About this exercise:
The required output is the line containing "Type out the text in this image." followed by every later line through the end of the data, all reproduced exactly.
▼
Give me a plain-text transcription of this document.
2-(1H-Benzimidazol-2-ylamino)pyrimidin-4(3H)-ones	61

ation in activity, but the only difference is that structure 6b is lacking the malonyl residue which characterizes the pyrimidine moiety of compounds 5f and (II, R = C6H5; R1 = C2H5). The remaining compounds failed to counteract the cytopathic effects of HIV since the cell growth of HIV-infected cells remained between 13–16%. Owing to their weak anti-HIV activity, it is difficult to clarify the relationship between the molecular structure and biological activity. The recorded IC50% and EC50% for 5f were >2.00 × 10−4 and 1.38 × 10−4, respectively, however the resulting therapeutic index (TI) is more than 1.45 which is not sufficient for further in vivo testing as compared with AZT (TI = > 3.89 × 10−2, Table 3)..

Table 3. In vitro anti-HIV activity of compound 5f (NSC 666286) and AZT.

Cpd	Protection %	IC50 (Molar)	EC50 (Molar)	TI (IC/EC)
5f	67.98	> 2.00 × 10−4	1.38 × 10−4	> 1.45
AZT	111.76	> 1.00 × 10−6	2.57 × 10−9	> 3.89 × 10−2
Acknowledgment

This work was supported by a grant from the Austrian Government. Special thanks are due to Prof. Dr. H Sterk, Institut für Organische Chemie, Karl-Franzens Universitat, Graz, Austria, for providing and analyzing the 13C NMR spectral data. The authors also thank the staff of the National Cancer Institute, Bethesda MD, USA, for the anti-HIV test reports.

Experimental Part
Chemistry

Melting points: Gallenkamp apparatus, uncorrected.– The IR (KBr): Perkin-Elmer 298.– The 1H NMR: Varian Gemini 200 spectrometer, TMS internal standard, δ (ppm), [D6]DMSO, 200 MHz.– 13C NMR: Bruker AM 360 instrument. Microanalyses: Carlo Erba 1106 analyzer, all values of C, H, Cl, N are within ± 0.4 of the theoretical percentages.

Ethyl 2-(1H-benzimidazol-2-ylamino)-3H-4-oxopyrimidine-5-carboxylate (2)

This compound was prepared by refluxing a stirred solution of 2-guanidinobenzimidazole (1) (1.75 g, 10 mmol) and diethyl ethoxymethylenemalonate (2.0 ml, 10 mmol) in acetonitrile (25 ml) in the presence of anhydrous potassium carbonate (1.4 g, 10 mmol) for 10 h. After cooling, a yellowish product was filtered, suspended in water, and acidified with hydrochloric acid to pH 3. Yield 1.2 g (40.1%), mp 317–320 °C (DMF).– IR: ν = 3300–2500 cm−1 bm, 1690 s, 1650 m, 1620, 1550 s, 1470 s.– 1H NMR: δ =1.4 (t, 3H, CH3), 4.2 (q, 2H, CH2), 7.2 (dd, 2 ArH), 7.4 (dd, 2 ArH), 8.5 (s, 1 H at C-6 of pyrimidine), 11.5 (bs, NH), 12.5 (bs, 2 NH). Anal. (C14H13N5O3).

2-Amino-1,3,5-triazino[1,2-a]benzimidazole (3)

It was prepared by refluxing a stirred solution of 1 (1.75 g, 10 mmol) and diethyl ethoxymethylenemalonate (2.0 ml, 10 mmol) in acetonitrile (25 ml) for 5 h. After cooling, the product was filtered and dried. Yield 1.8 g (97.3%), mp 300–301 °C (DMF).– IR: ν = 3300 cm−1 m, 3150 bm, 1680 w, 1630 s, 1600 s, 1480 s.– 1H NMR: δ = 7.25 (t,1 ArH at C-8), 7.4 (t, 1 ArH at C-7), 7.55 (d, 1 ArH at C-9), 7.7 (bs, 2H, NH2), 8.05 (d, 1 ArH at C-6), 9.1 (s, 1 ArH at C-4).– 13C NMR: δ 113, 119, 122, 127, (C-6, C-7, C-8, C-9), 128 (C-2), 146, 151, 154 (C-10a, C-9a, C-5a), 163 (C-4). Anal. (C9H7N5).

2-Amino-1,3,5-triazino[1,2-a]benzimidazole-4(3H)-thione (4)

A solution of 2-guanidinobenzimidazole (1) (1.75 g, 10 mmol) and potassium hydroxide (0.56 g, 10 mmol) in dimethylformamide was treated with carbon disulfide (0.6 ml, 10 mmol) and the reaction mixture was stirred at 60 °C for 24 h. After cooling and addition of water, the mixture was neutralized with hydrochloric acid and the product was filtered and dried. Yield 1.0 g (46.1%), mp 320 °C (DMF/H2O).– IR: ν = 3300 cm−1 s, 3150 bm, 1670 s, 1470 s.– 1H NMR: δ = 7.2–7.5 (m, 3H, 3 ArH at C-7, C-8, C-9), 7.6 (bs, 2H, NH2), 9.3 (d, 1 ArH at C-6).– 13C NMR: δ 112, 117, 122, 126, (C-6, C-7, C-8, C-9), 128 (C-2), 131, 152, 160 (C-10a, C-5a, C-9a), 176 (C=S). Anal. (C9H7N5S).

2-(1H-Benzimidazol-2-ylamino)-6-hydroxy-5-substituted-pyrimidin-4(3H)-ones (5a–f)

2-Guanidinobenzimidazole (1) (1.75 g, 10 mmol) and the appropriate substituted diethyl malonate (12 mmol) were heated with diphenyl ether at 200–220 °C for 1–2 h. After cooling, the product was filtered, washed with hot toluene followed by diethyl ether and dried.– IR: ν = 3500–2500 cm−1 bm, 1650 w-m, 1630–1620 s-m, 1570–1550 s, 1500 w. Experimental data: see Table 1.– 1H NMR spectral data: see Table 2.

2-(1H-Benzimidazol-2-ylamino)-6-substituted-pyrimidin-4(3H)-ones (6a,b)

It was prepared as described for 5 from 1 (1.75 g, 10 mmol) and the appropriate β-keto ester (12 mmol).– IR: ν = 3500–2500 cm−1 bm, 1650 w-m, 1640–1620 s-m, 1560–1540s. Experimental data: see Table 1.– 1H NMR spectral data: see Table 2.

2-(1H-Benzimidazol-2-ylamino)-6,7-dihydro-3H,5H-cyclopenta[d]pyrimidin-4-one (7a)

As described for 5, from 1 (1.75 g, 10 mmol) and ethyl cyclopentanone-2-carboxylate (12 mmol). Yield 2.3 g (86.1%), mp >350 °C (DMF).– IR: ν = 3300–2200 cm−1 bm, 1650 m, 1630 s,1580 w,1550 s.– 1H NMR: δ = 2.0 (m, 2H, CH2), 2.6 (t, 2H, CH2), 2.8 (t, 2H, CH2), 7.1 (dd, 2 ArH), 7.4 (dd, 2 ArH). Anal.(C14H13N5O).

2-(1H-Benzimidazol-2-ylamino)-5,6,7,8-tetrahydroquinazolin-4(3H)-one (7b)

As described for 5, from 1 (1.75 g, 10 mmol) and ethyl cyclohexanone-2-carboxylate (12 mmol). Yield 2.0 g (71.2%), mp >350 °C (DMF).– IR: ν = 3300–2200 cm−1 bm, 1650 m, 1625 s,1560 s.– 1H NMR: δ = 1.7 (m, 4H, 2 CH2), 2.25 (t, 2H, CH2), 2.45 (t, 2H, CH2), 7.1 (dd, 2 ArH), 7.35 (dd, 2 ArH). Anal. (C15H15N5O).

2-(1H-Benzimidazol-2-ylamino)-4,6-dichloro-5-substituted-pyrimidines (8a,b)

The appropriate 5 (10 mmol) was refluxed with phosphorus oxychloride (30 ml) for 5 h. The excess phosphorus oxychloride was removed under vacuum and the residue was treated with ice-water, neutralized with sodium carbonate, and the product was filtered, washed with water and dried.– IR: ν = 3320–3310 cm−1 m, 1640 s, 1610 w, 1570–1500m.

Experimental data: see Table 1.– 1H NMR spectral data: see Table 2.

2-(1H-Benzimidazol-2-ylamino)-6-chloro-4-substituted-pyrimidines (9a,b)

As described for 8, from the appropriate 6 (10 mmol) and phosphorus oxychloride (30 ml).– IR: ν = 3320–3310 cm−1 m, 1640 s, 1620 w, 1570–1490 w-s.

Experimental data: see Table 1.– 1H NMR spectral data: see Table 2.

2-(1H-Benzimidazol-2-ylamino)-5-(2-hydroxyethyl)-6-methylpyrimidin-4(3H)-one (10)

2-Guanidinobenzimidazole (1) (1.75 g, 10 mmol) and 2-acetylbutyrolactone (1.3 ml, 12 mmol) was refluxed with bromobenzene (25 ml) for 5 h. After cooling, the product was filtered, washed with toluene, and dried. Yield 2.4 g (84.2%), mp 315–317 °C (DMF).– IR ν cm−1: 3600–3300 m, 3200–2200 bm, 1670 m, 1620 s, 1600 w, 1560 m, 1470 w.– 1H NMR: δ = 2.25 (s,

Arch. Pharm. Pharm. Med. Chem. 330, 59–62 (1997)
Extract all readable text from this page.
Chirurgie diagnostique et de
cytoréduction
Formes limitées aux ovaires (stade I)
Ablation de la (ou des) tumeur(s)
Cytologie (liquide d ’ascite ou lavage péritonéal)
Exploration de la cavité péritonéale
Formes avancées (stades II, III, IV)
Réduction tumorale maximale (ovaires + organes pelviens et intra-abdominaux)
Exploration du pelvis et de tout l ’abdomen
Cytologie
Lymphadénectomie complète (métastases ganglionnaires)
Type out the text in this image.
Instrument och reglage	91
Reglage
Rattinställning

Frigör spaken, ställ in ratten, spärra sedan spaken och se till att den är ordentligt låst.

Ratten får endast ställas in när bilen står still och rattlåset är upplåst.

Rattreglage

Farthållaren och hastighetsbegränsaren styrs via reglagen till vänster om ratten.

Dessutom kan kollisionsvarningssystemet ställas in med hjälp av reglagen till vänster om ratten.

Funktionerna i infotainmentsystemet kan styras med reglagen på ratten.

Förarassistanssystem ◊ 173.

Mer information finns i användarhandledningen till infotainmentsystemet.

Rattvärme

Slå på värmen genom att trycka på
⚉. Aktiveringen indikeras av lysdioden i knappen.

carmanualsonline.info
▲
Exercise solution:
Type out the text in this image.
Instrument och reglage	91
Reglage
Rattinställning

Frigör spaken, ställ in ratten, spärra sedan spaken och se till att den är ordentligt låst.

Ratten får endast ställas in när bilen står still och rattlåset är upplåst.

Rattreglage

Farthållaren och hastighetsbegränsaren styrs via reglagen till vänster om ratten.

Dessutom kan kollisionsvarningssystemet ställas in med hjälp av reglagen till vänster om ratten.

Funktionerna i infotainmentsystemet kan styras med reglagen på ratten.

Förarassistanssystem ◊ 173.

Mer information finns i användarhandledningen till infotainmentsystemet.

Rattvärme

Slå på värmen genom att trycka på
⚉. Aktiveringen indikeras av lysdioden i knappen.

carmanualsonline.info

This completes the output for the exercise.